Exercise prompt: Give the data back exactly. Leave out any images.

[Available data]

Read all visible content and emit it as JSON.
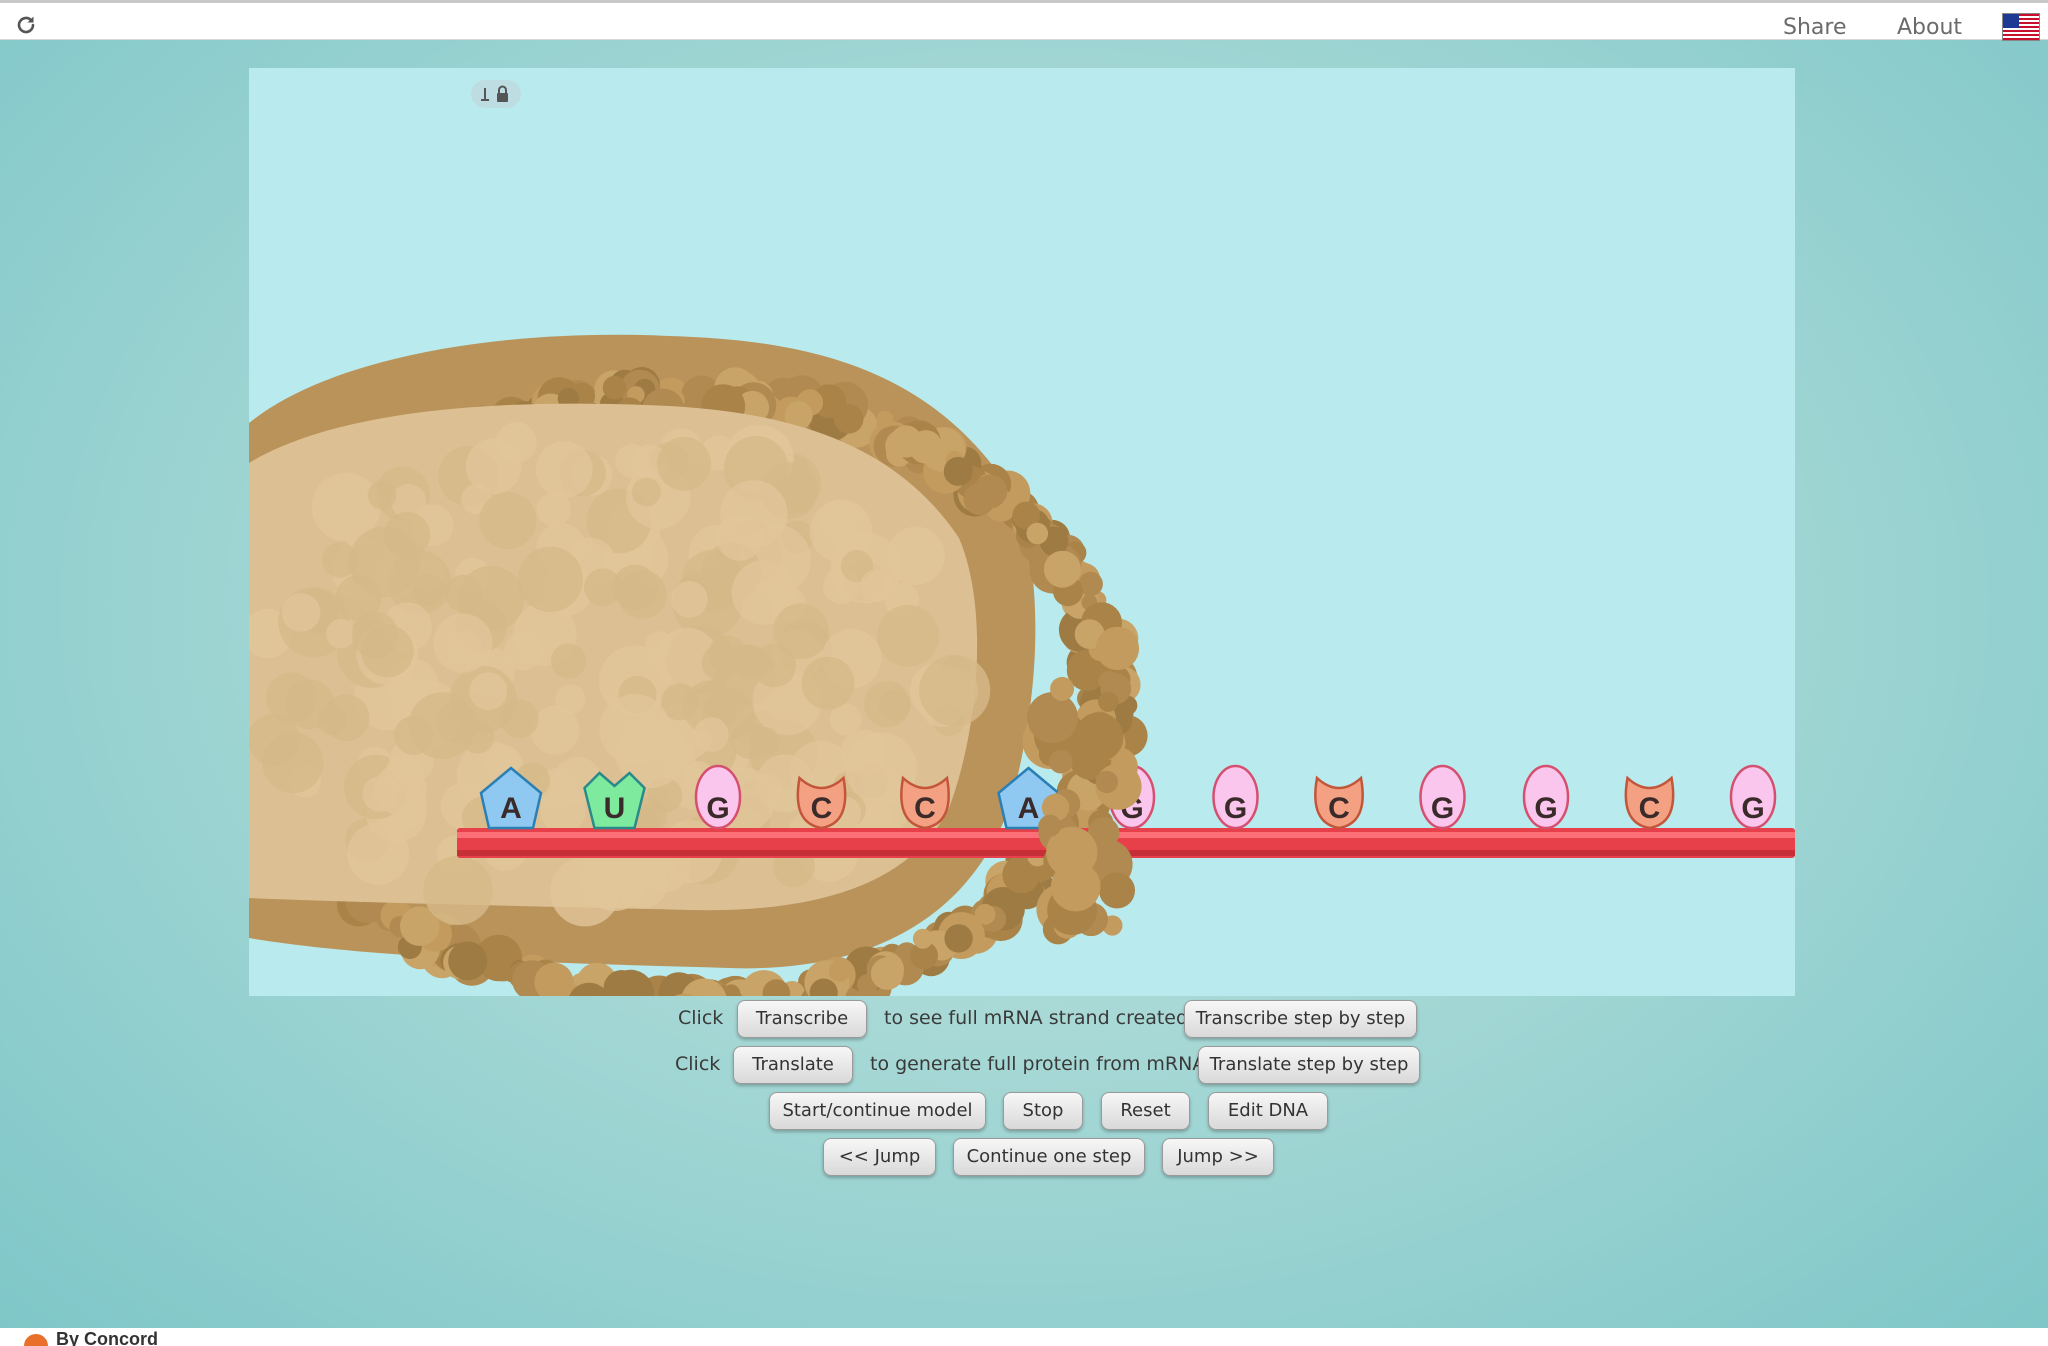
{
  "topbar": {
    "share_label": "Share",
    "about_label": "About",
    "reload_icon": "reload-icon",
    "language_icon": "us-flag-icon"
  },
  "model": {
    "lock_controls": [
      "info-icon",
      "lock-icon"
    ],
    "bases": [
      "A",
      "U",
      "G",
      "C",
      "C",
      "A",
      "G",
      "G",
      "C",
      "G",
      "G",
      "C",
      "G"
    ],
    "colors": {
      "background": "#b9ebee",
      "strand": "#e8404a",
      "A": "#8fc8f0",
      "U": "#7eea9e",
      "G": "#fbc6ee",
      "C": "#f4a083",
      "polymerase": "#d9b98a"
    }
  },
  "controls": {
    "row1": {
      "prefix": "Click",
      "button1": "Transcribe",
      "middle": "to see full mRNA strand created or",
      "button2": "Transcribe step by step"
    },
    "row2": {
      "prefix": "Click",
      "button1": "Translate",
      "middle": "to generate full protein from mRNA or",
      "button2": "Translate step by step"
    },
    "row3": [
      "Start/continue model",
      "Stop",
      "Reset",
      "Edit DNA"
    ],
    "row4": [
      "<< Jump",
      "Continue one step",
      "Jump >>"
    ]
  },
  "footer": {
    "logo_text": "By Concord"
  }
}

[/Available data]

Answer to this task:
Read all visible content and emit it as JSON.
{
  "topbar": {
    "share_label": "Share",
    "about_label": "About",
    "reload_icon": "reload-icon",
    "language_icon": "us-flag-icon"
  },
  "model": {
    "lock_controls": [
      "info-icon",
      "lock-icon"
    ],
    "bases": [
      "A",
      "U",
      "G",
      "C",
      "C",
      "A",
      "G",
      "G",
      "C",
      "G",
      "G",
      "C",
      "G"
    ],
    "colors": {
      "background": "#b9ebee",
      "strand": "#e8404a",
      "A": "#8fc8f0",
      "U": "#7eea9e",
      "G": "#fbc6ee",
      "C": "#f4a083",
      "polymerase": "#d9b98a"
    }
  },
  "controls": {
    "row1": {
      "prefix": "Click",
      "button1": "Transcribe",
      "middle": "to see full mRNA strand created or",
      "button2": "Transcribe step by step"
    },
    "row2": {
      "prefix": "Click",
      "button1": "Translate",
      "middle": "to generate full protein from mRNA or",
      "button2": "Translate step by step"
    },
    "row3": [
      "Start/continue model",
      "Stop",
      "Reset",
      "Edit DNA"
    ],
    "row4": [
      "<< Jump",
      "Continue one step",
      "Jump >>"
    ]
  },
  "footer": {
    "logo_text": "By Concord"
  }
}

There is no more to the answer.